- Stated goal: Do not include the pictures; repeat the rest of the data exactly.

- Record excerpts:
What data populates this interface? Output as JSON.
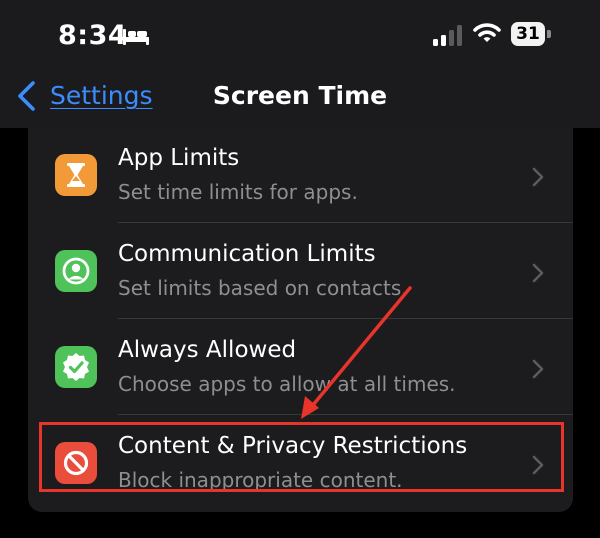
{
  "status_bar": {
    "time": "8:34",
    "battery": "31",
    "icons": [
      "bed-icon",
      "signal-icon",
      "wifi-icon",
      "battery-icon"
    ]
  },
  "nav": {
    "back_label": "Settings",
    "title": "Screen Time"
  },
  "rows": [
    {
      "title": "App Limits",
      "subtitle": "Set time limits for apps.",
      "icon": "hourglass-icon",
      "icon_color": "#f19a37"
    },
    {
      "title": "Communication Limits",
      "subtitle": "Set limits based on contacts.",
      "icon": "person-circle-icon",
      "icon_color": "#4fc25a"
    },
    {
      "title": "Always Allowed",
      "subtitle": "Choose apps to allow at all times.",
      "icon": "checkmark-seal-icon",
      "icon_color": "#4fc25a"
    },
    {
      "title": "Content & Privacy Restrictions",
      "subtitle": "Block inappropriate content.",
      "icon": "no-entry-icon",
      "icon_color": "#eb4d3d"
    }
  ],
  "annotation": {
    "color": "#e8342a",
    "highlighted_row": "Content & Privacy Restrictions"
  },
  "colors": {
    "link_blue": "#3b8cff",
    "secondary_text": "#8e8e93",
    "cell_background": "#1c1c1e"
  }
}
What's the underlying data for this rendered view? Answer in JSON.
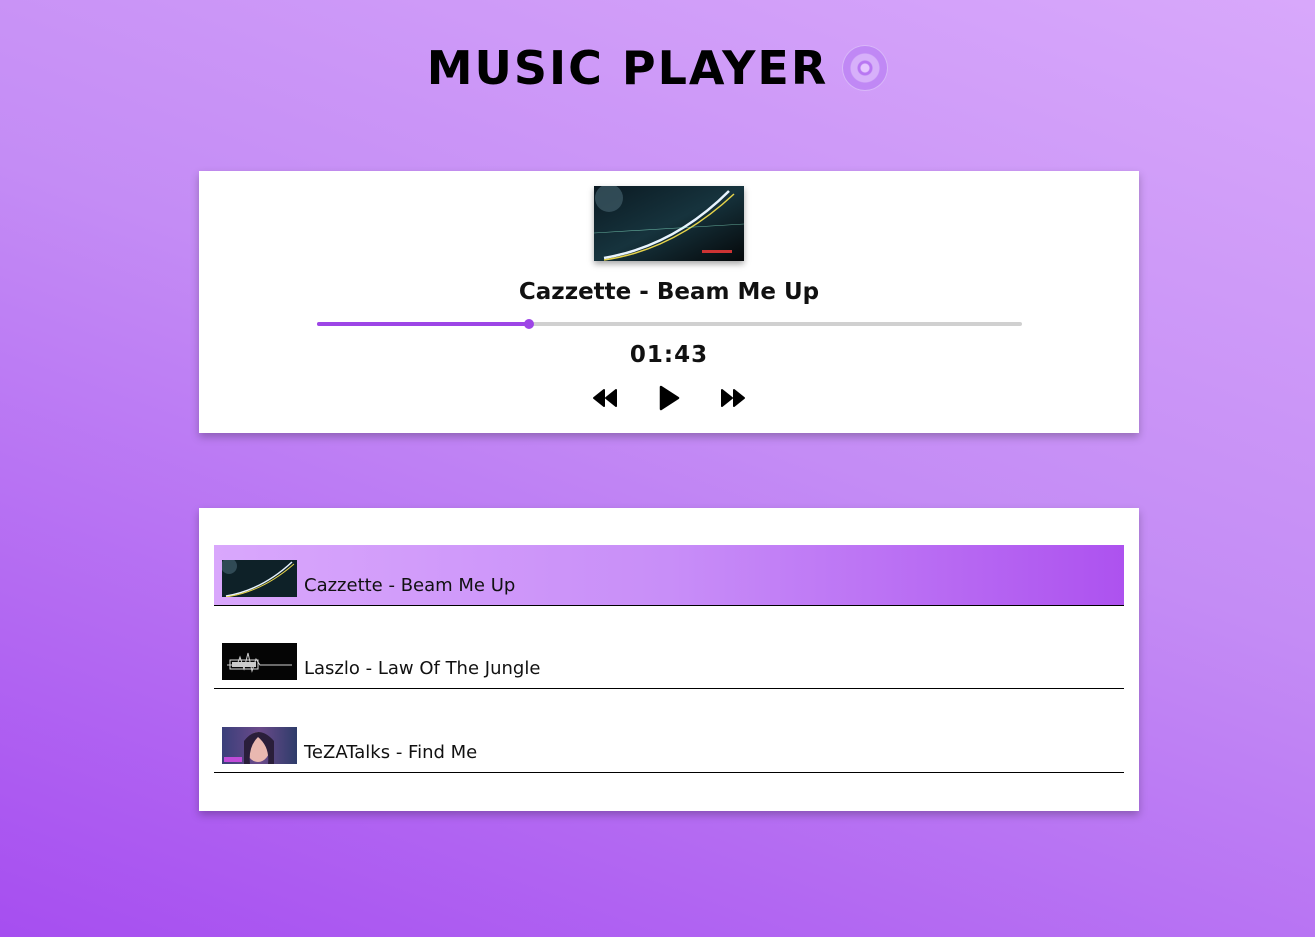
{
  "app": {
    "title": "MUSIC PLAYER"
  },
  "player": {
    "song_title": "Cazzette - Beam Me Up",
    "time": "01:43",
    "progress_fraction": 0.3
  },
  "icons": {
    "title": "disc-icon",
    "prev": "rewind-icon",
    "play": "play-icon",
    "next": "fast-forward-icon"
  },
  "colors": {
    "accent": "#9d45e6",
    "active_row_start": "#d9a7fc",
    "active_row_end": "#ad52ef"
  },
  "playlist": {
    "items": [
      {
        "label": "Cazzette - Beam Me Up",
        "active": true
      },
      {
        "label": "Laszlo - Law Of The Jungle",
        "active": false
      },
      {
        "label": "TeZATalks - Find Me",
        "active": false
      }
    ]
  }
}
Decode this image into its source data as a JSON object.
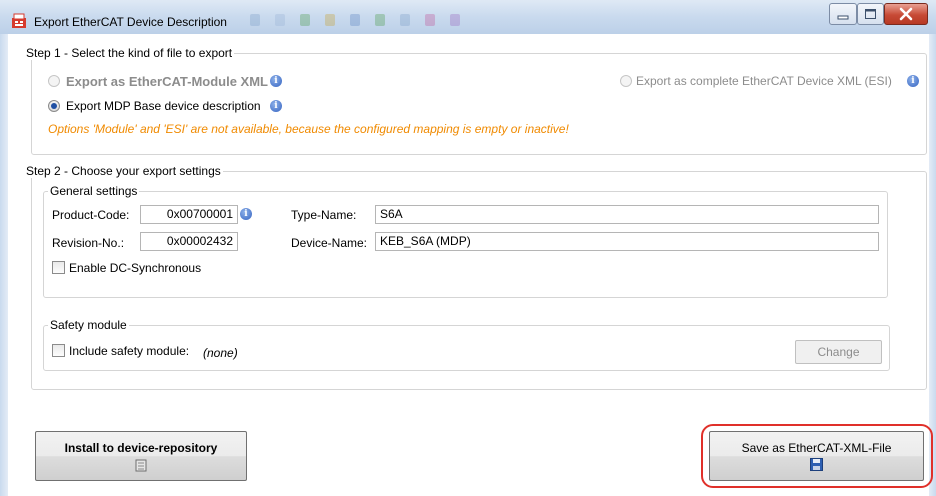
{
  "window": {
    "title": "Export EtherCAT Device Description"
  },
  "step1": {
    "legend": "Step 1 - Select the kind of file to export",
    "option_module": "Export as EtherCAT-Module XML",
    "option_esi": "Export as complete EtherCAT Device XML (ESI)",
    "option_mdp": "Export MDP Base device description",
    "selected": "option_mdp",
    "warning": "Options 'Module' and 'ESI' are not available, because the configured mapping is empty or inactive!"
  },
  "step2": {
    "legend": "Step 2 - Choose your export settings",
    "general": {
      "legend": "General settings",
      "product_code_label": "Product-Code:",
      "product_code_value": "0x00700001",
      "revision_label": "Revision-No.:",
      "revision_value": "0x00002432",
      "type_name_label": "Type-Name:",
      "type_name_value": "S6A",
      "device_name_label": "Device-Name:",
      "device_name_value": "KEB_S6A (MDP)",
      "dc_sync_label": "Enable DC-Synchronous",
      "dc_sync_checked": false
    },
    "safety": {
      "legend": "Safety module",
      "include_label": "Include safety module:",
      "include_checked": false,
      "value": "(none)",
      "change_button": "Change"
    }
  },
  "buttons": {
    "install": "Install to device-repository",
    "save": "Save as EtherCAT-XML-File"
  },
  "colors": {
    "warning": "#f08a00",
    "highlight": "#e0302a",
    "titlebar": "#c9daee"
  },
  "icons": {
    "app": "ethercat-app-icon",
    "info": "info-icon",
    "repository": "repository-icon",
    "save": "floppy-disk-icon"
  }
}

- Solution to the exercise:
What data populates this interface? Output as JSON.
{
  "status_bar": {
    "time": "8:34",
    "battery": "31",
    "icons": [
      "bed-icon",
      "signal-icon",
      "wifi-icon",
      "battery-icon"
    ]
  },
  "nav": {
    "back_label": "Settings",
    "title": "Screen Time"
  },
  "rows": [
    {
      "title": "App Limits",
      "subtitle": "Set time limits for apps.",
      "icon": "hourglass-icon",
      "icon_color": "#f19a37"
    },
    {
      "title": "Communication Limits",
      "subtitle": "Set limits based on contacts.",
      "icon": "person-circle-icon",
      "icon_color": "#4fc25a"
    },
    {
      "title": "Always Allowed",
      "subtitle": "Choose apps to allow at all times.",
      "icon": "checkmark-seal-icon",
      "icon_color": "#4fc25a"
    },
    {
      "title": "Content & Privacy Restrictions",
      "subtitle": "Block inappropriate content.",
      "icon": "no-entry-icon",
      "icon_color": "#eb4d3d"
    }
  ],
  "annotation": {
    "color": "#e8342a",
    "highlighted_row": "Content & Privacy Restrictions"
  },
  "colors": {
    "link_blue": "#3b8cff",
    "secondary_text": "#8e8e93",
    "cell_background": "#1c1c1e"
  }
}
What's the underlying data for this rendered view? Answer in JSON.
{
  "app": {
    "title": "MUSIC PLAYER"
  },
  "player": {
    "song_title": "Cazzette - Beam Me Up",
    "time": "01:43",
    "progress_fraction": 0.3
  },
  "icons": {
    "title": "disc-icon",
    "prev": "rewind-icon",
    "play": "play-icon",
    "next": "fast-forward-icon"
  },
  "colors": {
    "accent": "#9d45e6",
    "active_row_start": "#d9a7fc",
    "active_row_end": "#ad52ef"
  },
  "playlist": {
    "items": [
      {
        "label": "Cazzette - Beam Me Up",
        "active": true
      },
      {
        "label": "Laszlo - Law Of The Jungle",
        "active": false
      },
      {
        "label": "TeZATalks - Find Me",
        "active": false
      }
    ]
  }
}
Decode this image into its source data as a JSON object.
{
  "window": {
    "title": "Export EtherCAT Device Description"
  },
  "step1": {
    "legend": "Step 1 - Select the kind of file to export",
    "option_module": "Export as EtherCAT-Module XML",
    "option_esi": "Export as complete EtherCAT Device XML (ESI)",
    "option_mdp": "Export MDP Base device description",
    "selected": "option_mdp",
    "warning": "Options 'Module' and 'ESI' are not available, because the configured mapping is empty or inactive!"
  },
  "step2": {
    "legend": "Step 2 - Choose your export settings",
    "general": {
      "legend": "General settings",
      "product_code_label": "Product-Code:",
      "product_code_value": "0x00700001",
      "revision_label": "Revision-No.:",
      "revision_value": "0x00002432",
      "type_name_label": "Type-Name:",
      "type_name_value": "S6A",
      "device_name_label": "Device-Name:",
      "device_name_value": "KEB_S6A (MDP)",
      "dc_sync_label": "Enable DC-Synchronous",
      "dc_sync_checked": false
    },
    "safety": {
      "legend": "Safety module",
      "include_label": "Include safety module:",
      "include_checked": false,
      "value": "(none)",
      "change_button": "Change"
    }
  },
  "buttons": {
    "install": "Install to device-repository",
    "save": "Save as EtherCAT-XML-File"
  },
  "colors": {
    "warning": "#f08a00",
    "highlight": "#e0302a",
    "titlebar": "#c9daee"
  },
  "icons": {
    "app": "ethercat-app-icon",
    "info": "info-icon",
    "repository": "repository-icon",
    "save": "floppy-disk-icon"
  }
}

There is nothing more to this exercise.